→ **GOAL OF THE EXERCISE**: Starting at the line that contains "table-cell: 20 [464, 367, 578, 442]" and ending after the line that contains "table-cell: 50 [801, 367, 914, 442]", rewrite those lines with "exercise-number" substituted for "problem-number" and everything else unchanged.

(Labeled region entries)
════════════════════

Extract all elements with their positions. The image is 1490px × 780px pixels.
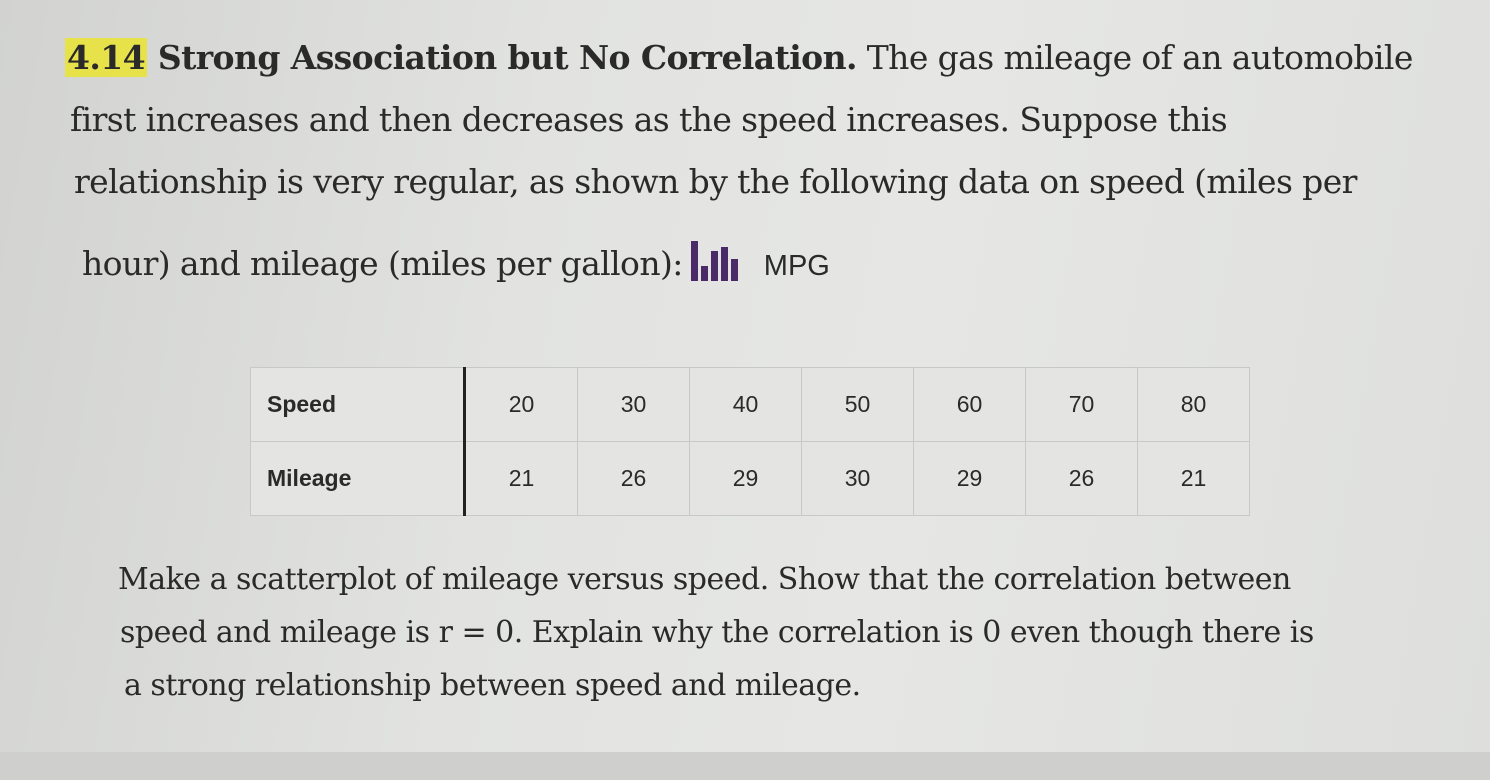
table-cell: 20 [464, 367, 578, 442]
table-row-speed: Speed 20 30 40 50 60 70 80 [250, 367, 1250, 442]
bar-chart-icon[interactable] [690, 237, 738, 281]
intro-line-2: first increases and then decreases as th… [70, 100, 1228, 139]
row-label: Speed [250, 367, 466, 442]
table-cell: 21 [1137, 441, 1250, 516]
table-cell: 80 [1137, 367, 1250, 442]
problem-title: Strong Association but No Correlation. [157, 38, 858, 77]
question-line-2: speed and mileage is r = 0. Explain why … [120, 615, 1314, 650]
table-cell: 29 [913, 441, 1026, 516]
problem-number: 4.14 [65, 38, 147, 77]
problem-heading-line: 4.14 Strong Association but No Correlati… [65, 38, 1413, 77]
intro-text: The gas mileage of an automobile [866, 38, 1414, 77]
table-cell: 21 [464, 441, 578, 516]
table-cell: 40 [689, 367, 802, 442]
table-cell: 50 [801, 367, 914, 442]
table-cell: 30 [801, 441, 914, 516]
table-cell: 70 [1025, 367, 1138, 442]
intro-line-4-text: hour) and mileage (miles per gallon): [82, 244, 683, 283]
table-row-mileage: Mileage 21 26 29 30 29 26 21 [250, 441, 1250, 516]
intro-line-3: relationship is very regular, as shown b… [74, 162, 1357, 201]
question-line-3: a strong relationship between speed and … [124, 668, 861, 703]
table-cell: 26 [1025, 441, 1138, 516]
dataset-link-mpg[interactable]: MPG [764, 250, 830, 282]
row-label: Mileage [250, 441, 466, 516]
intro-line-4: hour) and mileage (miles per gallon): MPG [82, 237, 830, 283]
table-cell: 30 [577, 367, 690, 442]
data-table: Speed 20 30 40 50 60 70 80 Mileage 21 26… [250, 367, 1250, 516]
table-cell: 26 [577, 441, 690, 516]
screen-bottom-edge [0, 752, 1490, 780]
table-cell: 29 [689, 441, 802, 516]
table-cell: 60 [913, 367, 1026, 442]
question-line-1: Make a scatterplot of mileage versus spe… [118, 562, 1291, 597]
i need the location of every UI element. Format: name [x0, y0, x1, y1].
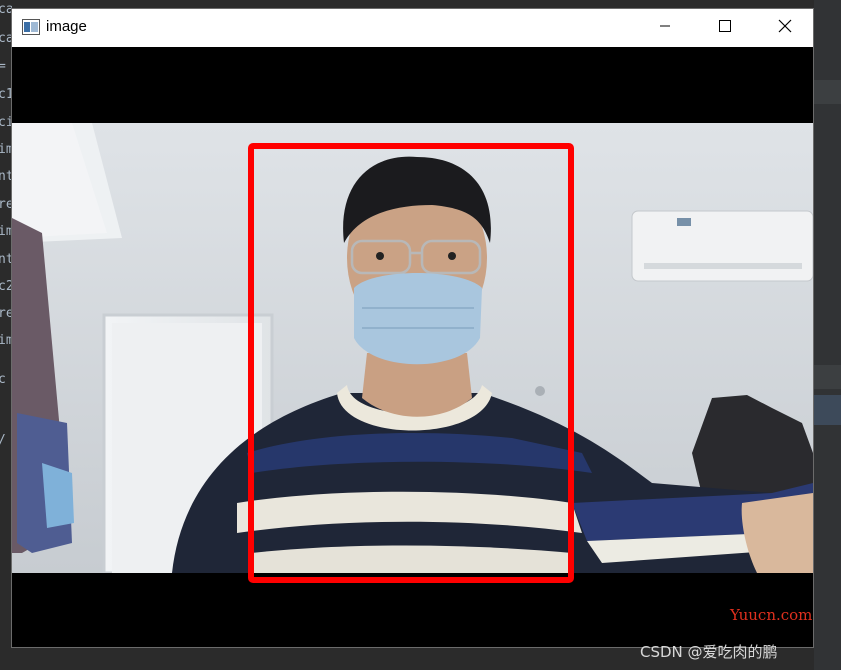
background-ide-panel	[814, 0, 841, 670]
code-fragment: =	[0, 59, 6, 74]
author-watermark: CSDN @爱吃肉的鹏	[640, 643, 778, 661]
image-window[interactable]: image	[11, 8, 814, 648]
code-fragment: /	[0, 433, 6, 448]
maximize-icon	[719, 19, 731, 37]
face-detection-box	[248, 143, 574, 583]
ide-row-highlight	[814, 365, 841, 389]
minimize-icon	[659, 19, 671, 37]
image-viewport	[12, 47, 813, 647]
maximize-button[interactable]	[702, 9, 748, 47]
ide-selection	[814, 395, 841, 425]
ide-row-highlight	[814, 80, 841, 104]
minimize-button[interactable]	[642, 9, 688, 47]
close-icon	[778, 19, 792, 38]
code-fragment: c	[0, 372, 6, 387]
window-titlebar[interactable]: image	[12, 9, 813, 47]
site-watermark: Yuucn.com	[730, 606, 813, 624]
window-title: image	[46, 18, 87, 35]
close-button[interactable]	[762, 9, 808, 47]
opencv-window-icon	[22, 19, 40, 35]
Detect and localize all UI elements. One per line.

════════════════════

→ **WRITTEN ANSWER**:
table-cell: 20 [464, 367, 578, 442]
table-row-speed: Speed 20 30 40 50 60 70 80 [250, 367, 1250, 442]
bar-chart-icon[interactable] [690, 237, 738, 281]
intro-line-2: first increases and then decreases as th… [70, 100, 1228, 139]
row-label: Speed [250, 367, 466, 442]
table-cell: 21 [1137, 441, 1250, 516]
table-cell: 80 [1137, 367, 1250, 442]
problem-title: Strong Association but No Correlation. [157, 38, 858, 77]
question-line-2: speed and mileage is r = 0. Explain why … [120, 615, 1314, 650]
table-cell: 29 [913, 441, 1026, 516]
exercise-number: 4.14 [65, 38, 147, 77]
problem-heading-line: 4.14 Strong Association but No Correlati… [65, 38, 1413, 77]
intro-text: The gas mileage of an automobile [866, 38, 1414, 77]
table-cell: 21 [464, 441, 578, 516]
table-cell: 40 [689, 367, 802, 442]
table-cell: 50 [801, 367, 914, 442]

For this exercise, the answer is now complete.